#### DATA TO PROCESS

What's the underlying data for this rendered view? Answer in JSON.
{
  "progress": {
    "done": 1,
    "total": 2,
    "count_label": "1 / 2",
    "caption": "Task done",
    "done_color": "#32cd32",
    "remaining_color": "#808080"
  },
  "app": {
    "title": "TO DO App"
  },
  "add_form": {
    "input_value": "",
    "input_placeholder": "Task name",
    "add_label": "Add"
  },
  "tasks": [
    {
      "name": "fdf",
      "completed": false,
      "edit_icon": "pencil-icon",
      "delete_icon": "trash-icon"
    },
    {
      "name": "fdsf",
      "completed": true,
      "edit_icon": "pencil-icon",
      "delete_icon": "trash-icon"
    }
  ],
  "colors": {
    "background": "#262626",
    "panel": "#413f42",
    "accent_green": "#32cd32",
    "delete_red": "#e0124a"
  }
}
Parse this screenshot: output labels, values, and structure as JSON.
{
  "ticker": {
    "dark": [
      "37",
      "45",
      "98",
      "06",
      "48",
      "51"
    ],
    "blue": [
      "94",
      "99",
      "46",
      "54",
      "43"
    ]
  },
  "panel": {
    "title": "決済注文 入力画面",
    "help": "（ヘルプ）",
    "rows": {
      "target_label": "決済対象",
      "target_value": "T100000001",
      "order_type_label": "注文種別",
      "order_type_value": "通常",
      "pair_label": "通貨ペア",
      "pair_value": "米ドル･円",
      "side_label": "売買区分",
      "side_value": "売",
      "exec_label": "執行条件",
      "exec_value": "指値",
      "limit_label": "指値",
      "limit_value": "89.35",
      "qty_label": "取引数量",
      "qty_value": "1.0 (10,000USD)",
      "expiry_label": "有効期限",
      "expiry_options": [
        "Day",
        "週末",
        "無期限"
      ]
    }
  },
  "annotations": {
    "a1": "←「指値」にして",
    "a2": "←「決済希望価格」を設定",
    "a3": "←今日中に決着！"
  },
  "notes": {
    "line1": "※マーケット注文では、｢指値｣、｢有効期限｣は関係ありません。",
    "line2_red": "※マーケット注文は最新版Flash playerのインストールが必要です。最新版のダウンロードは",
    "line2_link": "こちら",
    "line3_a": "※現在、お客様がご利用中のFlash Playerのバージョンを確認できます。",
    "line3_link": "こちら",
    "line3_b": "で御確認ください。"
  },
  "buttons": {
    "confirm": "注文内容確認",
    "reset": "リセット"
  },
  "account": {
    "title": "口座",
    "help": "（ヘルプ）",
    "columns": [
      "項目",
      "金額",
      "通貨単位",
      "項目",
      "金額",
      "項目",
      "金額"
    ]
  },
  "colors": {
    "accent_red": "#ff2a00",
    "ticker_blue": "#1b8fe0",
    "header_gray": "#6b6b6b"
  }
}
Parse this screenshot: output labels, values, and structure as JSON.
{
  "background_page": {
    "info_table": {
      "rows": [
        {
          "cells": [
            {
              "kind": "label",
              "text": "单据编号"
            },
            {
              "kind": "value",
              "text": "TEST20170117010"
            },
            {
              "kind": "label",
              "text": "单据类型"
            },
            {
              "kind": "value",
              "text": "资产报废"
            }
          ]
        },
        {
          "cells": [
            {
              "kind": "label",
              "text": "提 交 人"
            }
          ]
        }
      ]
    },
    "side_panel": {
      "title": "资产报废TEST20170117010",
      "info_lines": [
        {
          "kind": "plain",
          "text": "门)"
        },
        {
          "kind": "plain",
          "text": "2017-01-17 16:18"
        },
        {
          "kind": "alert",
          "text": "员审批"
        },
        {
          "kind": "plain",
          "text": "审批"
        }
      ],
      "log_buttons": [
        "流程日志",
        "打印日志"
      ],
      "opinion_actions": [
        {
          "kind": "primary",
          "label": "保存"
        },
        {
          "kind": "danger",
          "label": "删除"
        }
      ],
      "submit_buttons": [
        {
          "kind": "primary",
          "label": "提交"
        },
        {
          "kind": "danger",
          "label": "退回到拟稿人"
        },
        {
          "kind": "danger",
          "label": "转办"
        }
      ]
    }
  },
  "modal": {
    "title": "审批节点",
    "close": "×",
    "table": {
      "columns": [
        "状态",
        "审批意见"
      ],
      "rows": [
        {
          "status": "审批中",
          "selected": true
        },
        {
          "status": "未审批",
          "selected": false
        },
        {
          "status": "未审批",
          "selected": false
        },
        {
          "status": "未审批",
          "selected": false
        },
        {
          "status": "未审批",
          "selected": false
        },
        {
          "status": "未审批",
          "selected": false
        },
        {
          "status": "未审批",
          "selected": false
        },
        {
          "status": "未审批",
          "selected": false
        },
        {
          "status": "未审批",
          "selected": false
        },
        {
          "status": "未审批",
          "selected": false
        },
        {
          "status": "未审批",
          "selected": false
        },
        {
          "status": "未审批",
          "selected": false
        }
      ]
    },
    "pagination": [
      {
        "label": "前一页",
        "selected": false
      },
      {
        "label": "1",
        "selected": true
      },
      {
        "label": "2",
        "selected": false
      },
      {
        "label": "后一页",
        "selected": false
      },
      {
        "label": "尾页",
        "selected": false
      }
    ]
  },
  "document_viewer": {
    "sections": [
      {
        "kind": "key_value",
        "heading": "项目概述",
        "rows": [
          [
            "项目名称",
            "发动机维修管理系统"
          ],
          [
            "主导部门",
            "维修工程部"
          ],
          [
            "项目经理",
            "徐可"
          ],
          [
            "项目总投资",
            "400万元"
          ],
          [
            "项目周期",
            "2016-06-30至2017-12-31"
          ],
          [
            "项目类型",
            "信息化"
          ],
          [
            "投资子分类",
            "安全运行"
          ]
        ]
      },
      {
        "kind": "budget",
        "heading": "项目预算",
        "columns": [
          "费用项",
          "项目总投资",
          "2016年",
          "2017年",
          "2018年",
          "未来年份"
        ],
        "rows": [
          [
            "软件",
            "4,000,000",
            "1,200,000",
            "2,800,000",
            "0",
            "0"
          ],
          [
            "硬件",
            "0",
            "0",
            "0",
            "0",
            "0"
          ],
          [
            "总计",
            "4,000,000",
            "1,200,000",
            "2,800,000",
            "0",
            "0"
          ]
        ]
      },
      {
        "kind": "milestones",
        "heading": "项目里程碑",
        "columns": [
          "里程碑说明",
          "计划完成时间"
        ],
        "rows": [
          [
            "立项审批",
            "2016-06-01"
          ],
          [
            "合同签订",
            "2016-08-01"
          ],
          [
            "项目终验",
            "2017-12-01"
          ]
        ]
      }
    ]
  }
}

########

▸ TASK BRIEF:
Quote the whole listing above, leaving nothing out.

▸ EXPECTED OUTPUT:
What's the underlying data for this rendered view? Answer in JSON.
{
  "progress": {
    "done": 1,
    "total": 2,
    "count_label": "1 / 2",
    "caption": "Task done",
    "done_color": "#32cd32",
    "remaining_color": "#808080"
  },
  "app": {
    "title": "TO DO App"
  },
  "add_form": {
    "input_value": "",
    "input_placeholder": "Task name",
    "add_label": "Add"
  },
  "tasks": [
    {
      "name": "fdf",
      "completed": false,
      "edit_icon": "pencil-icon",
      "delete_icon": "trash-icon"
    },
    {
      "name": "fdsf",
      "completed": true,
      "edit_icon": "pencil-icon",
      "delete_icon": "trash-icon"
    }
  ],
  "colors": {
    "background": "#262626",
    "panel": "#413f42",
    "accent_green": "#32cd32",
    "delete_red": "#e0124a"
  }
}
Parse this screenshot: output labels, values, and structure as JSON.
{
  "ticker": {
    "dark": [
      "37",
      "45",
      "98",
      "06",
      "48",
      "51"
    ],
    "blue": [
      "94",
      "99",
      "46",
      "54",
      "43"
    ]
  },
  "panel": {
    "title": "決済注文 入力画面",
    "help": "（ヘルプ）",
    "rows": {
      "target_label": "決済対象",
      "target_value": "T100000001",
      "order_type_label": "注文種別",
      "order_type_value": "通常",
      "pair_label": "通貨ペア",
      "pair_value": "米ドル･円",
      "side_label": "売買区分",
      "side_value": "売",
      "exec_label": "執行条件",
      "exec_value": "指値",
      "limit_label": "指値",
      "limit_value": "89.35",
      "qty_label": "取引数量",
      "qty_value": "1.0 (10,000USD)",
      "expiry_label": "有効期限",
      "expiry_options": [
        "Day",
        "週末",
        "無期限"
      ]
    }
  },
  "annotations": {
    "a1": "←「指値」にして",
    "a2": "←「決済希望価格」を設定",
    "a3": "←今日中に決着！"
  },
  "notes": {
    "line1": "※マーケット注文では、｢指値｣、｢有効期限｣は関係ありません。",
    "line2_red": "※マーケット注文は最新版Flash playerのインストールが必要です。最新版のダウンロードは",
    "line2_link": "こちら",
    "line3_a": "※現在、お客様がご利用中のFlash Playerのバージョンを確認できます。",
    "line3_link": "こちら",
    "line3_b": "で御確認ください。"
  },
  "buttons": {
    "confirm": "注文内容確認",
    "reset": "リセット"
  },
  "account": {
    "title": "口座",
    "help": "（ヘルプ）",
    "columns": [
      "項目",
      "金額",
      "通貨単位",
      "項目",
      "金額",
      "項目",
      "金額"
    ]
  },
  "colors": {
    "accent_red": "#ff2a00",
    "ticker_blue": "#1b8fe0",
    "header_gray": "#6b6b6b"
  }
}
Parse this screenshot: output labels, values, and structure as JSON.
{
  "background_page": {
    "info_table": {
      "rows": [
        {
          "cells": [
            {
              "kind": "label",
              "text": "单据编号"
            },
            {
              "kind": "value",
              "text": "TEST20170117010"
            },
            {
              "kind": "label",
              "text": "单据类型"
            },
            {
              "kind": "value",
              "text": "资产报废"
            }
          ]
        },
        {
          "cells": [
            {
              "kind": "label",
              "text": "提 交 人"
            }
          ]
        }
      ]
    },
    "side_panel": {
      "title": "资产报废TEST20170117010",
      "info_lines": [
        {
          "kind": "plain",
          "text": "门)"
        },
        {
          "kind": "plain",
          "text": "2017-01-17 16:18"
        },
        {
          "kind": "alert",
          "text": "员审批"
        },
        {
          "kind": "plain",
          "text": "审批"
        }
      ],
      "log_buttons": [
        "流程日志",
        "打印日志"
      ],
      "opinion_actions": [
        {
          "kind": "primary",
          "label": "保存"
        },
        {
          "kind": "danger",
          "label": "删除"
        }
      ],
      "submit_buttons": [
        {
          "kind": "primary",
          "label": "提交"
        },
        {
          "kind": "danger",
          "label": "退回到拟稿人"
        },
        {
          "kind": "danger",
          "label": "转办"
        }
      ]
    }
  },
  "modal": {
    "title": "审批节点",
    "close": "×",
    "table": {
      "columns": [
        "状态",
        "审批意见"
      ],
      "rows": [
        {
          "status": "审批中",
          "selected": true
        },
        {
          "status": "未审批",
          "selected": false
        },
        {
          "status": "未审批",
          "selected": false
        },
        {
          "status": "未审批",
          "selected": false
        },
        {
          "status": "未审批",
          "selected": false
        },
        {
          "status": "未审批",
          "selected": false
        },
        {
          "status": "未审批",
          "selected": false
        },
        {
          "status": "未审批",
          "selected": false
        },
        {
          "status": "未审批",
          "selected": false
        },
        {
          "status": "未审批",
          "selected": false
        },
        {
          "status": "未审批",
          "selected": false
        },
        {
          "status": "未审批",
          "selected": false
        }
      ]
    },
    "pagination": [
      {
        "label": "前一页",
        "selected": false
      },
      {
        "label": "1",
        "selected": true
      },
      {
        "label": "2",
        "selected": false
      },
      {
        "label": "后一页",
        "selected": false
      },
      {
        "label": "尾页",
        "selected": false
      }
    ]
  },
  "document_viewer": {
    "sections": [
      {
        "kind": "key_value",
        "heading": "项目概述",
        "rows": [
          [
            "项目名称",
            "发动机维修管理系统"
          ],
          [
            "主导部门",
            "维修工程部"
          ],
          [
            "项目经理",
            "徐可"
          ],
          [
            "项目总投资",
            "400万元"
          ],
          [
            "项目周期",
            "2016-06-30至2017-12-31"
          ],
          [
            "项目类型",
            "信息化"
          ],
          [
            "投资子分类",
            "安全运行"
          ]
        ]
      },
      {
        "kind": "budget",
        "heading": "项目预算",
        "columns": [
          "费用项",
          "项目总投资",
          "2016年",
          "2017年",
          "2018年",
          "未来年份"
        ],
        "rows": [
          [
            "软件",
            "4,000,000",
            "1,200,000",
            "2,800,000",
            "0",
            "0"
          ],
          [
            "硬件",
            "0",
            "0",
            "0",
            "0",
            "0"
          ],
          [
            "总计",
            "4,000,000",
            "1,200,000",
            "2,800,000",
            "0",
            "0"
          ]
        ]
      },
      {
        "kind": "milestones",
        "heading": "项目里程碑",
        "columns": [
          "里程碑说明",
          "计划完成时间"
        ],
        "rows": [
          [
            "立项审批",
            "2016-06-01"
          ],
          [
            "合同签订",
            "2016-08-01"
          ],
          [
            "项目终验",
            "2017-12-01"
          ]
        ]
      }
    ]
  }
}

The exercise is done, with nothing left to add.